**DESCRIPTION OF THE TASK:**
Look for "coup" in each line of the entries, and return the matching lines.

[Items from a dataset]
####
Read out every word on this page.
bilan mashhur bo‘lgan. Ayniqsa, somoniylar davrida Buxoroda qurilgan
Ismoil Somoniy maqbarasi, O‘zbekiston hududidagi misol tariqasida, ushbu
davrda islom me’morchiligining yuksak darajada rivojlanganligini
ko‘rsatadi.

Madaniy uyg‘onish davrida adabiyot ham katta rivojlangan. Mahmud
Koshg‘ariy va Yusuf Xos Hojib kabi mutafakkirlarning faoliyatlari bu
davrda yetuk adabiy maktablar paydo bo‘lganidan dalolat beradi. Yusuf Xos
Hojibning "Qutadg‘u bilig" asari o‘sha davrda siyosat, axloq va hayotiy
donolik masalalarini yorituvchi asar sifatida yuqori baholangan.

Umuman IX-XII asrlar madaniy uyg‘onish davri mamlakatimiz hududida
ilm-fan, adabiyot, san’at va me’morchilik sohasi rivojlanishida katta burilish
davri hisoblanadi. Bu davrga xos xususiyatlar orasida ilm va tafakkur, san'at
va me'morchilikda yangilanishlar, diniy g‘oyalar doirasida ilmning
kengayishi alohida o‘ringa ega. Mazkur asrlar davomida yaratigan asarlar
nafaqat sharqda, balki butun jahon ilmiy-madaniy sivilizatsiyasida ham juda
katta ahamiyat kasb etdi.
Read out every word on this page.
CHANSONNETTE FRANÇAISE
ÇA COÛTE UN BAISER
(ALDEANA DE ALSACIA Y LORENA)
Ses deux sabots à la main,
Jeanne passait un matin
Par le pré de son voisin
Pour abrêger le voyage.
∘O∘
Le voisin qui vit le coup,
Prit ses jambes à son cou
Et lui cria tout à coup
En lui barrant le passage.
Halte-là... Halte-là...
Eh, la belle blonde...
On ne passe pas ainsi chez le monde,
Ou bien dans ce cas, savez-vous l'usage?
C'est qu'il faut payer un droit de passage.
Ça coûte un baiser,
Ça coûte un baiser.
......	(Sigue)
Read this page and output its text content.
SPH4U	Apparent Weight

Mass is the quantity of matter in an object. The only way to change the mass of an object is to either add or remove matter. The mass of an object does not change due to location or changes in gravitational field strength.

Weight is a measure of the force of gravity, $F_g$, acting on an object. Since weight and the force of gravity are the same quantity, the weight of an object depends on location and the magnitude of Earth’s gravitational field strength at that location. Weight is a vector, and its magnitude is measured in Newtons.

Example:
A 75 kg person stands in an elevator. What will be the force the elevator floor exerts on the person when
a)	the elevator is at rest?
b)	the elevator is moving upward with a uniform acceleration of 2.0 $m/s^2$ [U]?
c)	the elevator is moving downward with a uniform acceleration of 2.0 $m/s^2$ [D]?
####
**RESPONSE:**
Le voisin qui vit le coup,
Et lui cria tout à coup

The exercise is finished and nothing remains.